#### SOURCE TEXT:
Single by Kelly Rowland

from the album Ms. Kelly
- Released: January 18, 2008
- Studio: Hit Factory Criteria (Miami)
- Genre: R&B; hip-hop (album version); Dance-pop; R&B (Freemasons version);
- Length: 3:28 (album version); 3:13 (Freemasons radio edit);
- Label: Columbia; Music World;
- Songwriters: Jason "Poo Bear" Boyd; Scott Storch; Kelly Rowland;
- Producers: Scott Storch; Jason "Poo Bear" Boyd; Freemasons (remix);

Kelly Rowland singles chronology
| "Ghetto" (2007) | "Work" (2008) | "Daylight" (2008) |

= Work (Kelly Rowland song) =

2008 single by Kelly Rowland

"Work" is a song by American recording artist Kelly Rowland. It was written by Rowland along with Scott Storch and Jason "Poo Bear" Boyd for her second studio album, Ms. Kelly (2007), while production was helmed by Storch and Boyd. An up-tempo party record that displays elements of funk and go-go, "Work" is composed in the key of E♭ minor. Lyrically, the song speaks of a woman who affirms to her man that actions speak louder than words and that she is not a woman who is easy to get to.

Intended to be released as Ms. Kellys lead single at one time or another, "Work" was eventually released as the album's second single during the first quarter of 2008 in most international music markets, excluding North America, where "Ghetto" featuring rapper Snoop Dogg was issued instead. Prominently pushed by a bhaṅgṛā-infused dance pop remix by British DJ duo Freemasons, which, according to Rowland, gave it "new life", "Work" enjoyed major commercial success and eventually became Rowland's best-charting solo single in years, reaching the top-ten in Australia, Finland, France, Greece, Italy, Switzerland, Turkiye and the United Kingdom.

"Work" was acclaimed by music critics who highlighted the pulsating beat, suggestive lyrics, and the fast and stuttered style in which Rowland sings. The music video for "Work" was filmed in Los Angeles and directed by Philip Andelman. It shows Rowland and her dancers posed in silhouette and shot against backdrops of vivid color and beam lighting that is used to create kaleidoscope effects. "Work" was part of Rowland's set list for her Ms. Kelly Tour.

==Writing and recording==
"Work" was written by Rowland, Scott Storch and his protégé Jason "Poo Bear" Boyd. The song is one out of two tracks which the trio crafted for Ms. Kelly and was among eight new tracks that Rowland recorded near completion in 2006 for the revamped version of My Story, the album's actual version. Conceived during a studio session at The Hit Factory in Miami, Rowland, Storch and Boyd began to work on melodic ideas for the song over an instrumental track by Storch. With most of its lyrics being written after returning from a night out in the city, composing for "Work" was eventually finished in "like twenty minutes," according to Rowland. The team returned the next day for vocal recording. Vocal production was helmed by Rowland and Boyd, while engineering was overseen by Conrad Golding and Rommel Nino Villanueva with assistance by Vadim Chislov. Mixing was handled Jason Goldstein; Christian Baker served as his assistant. Storch and Boyd received producer and co-producer credits, respectively.

#### SUPPLIED INFORMATION:
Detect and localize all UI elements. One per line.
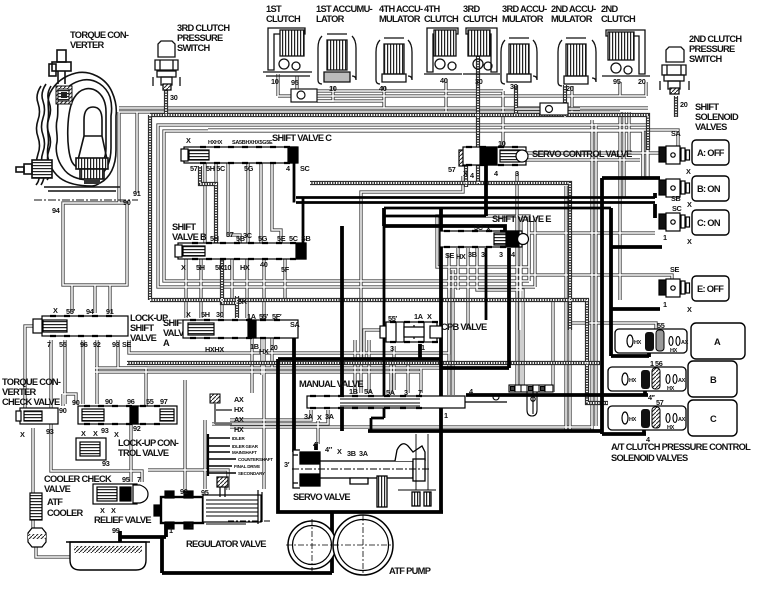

#### DO THIS:
List every country that the article about the song "Work" names as one where the song reached the top ten.

#### SOLUTION TO THE EXERCISE:
Australia, Finland, France, Greece, Italy, Switzerland, Turkiye, United Kingdom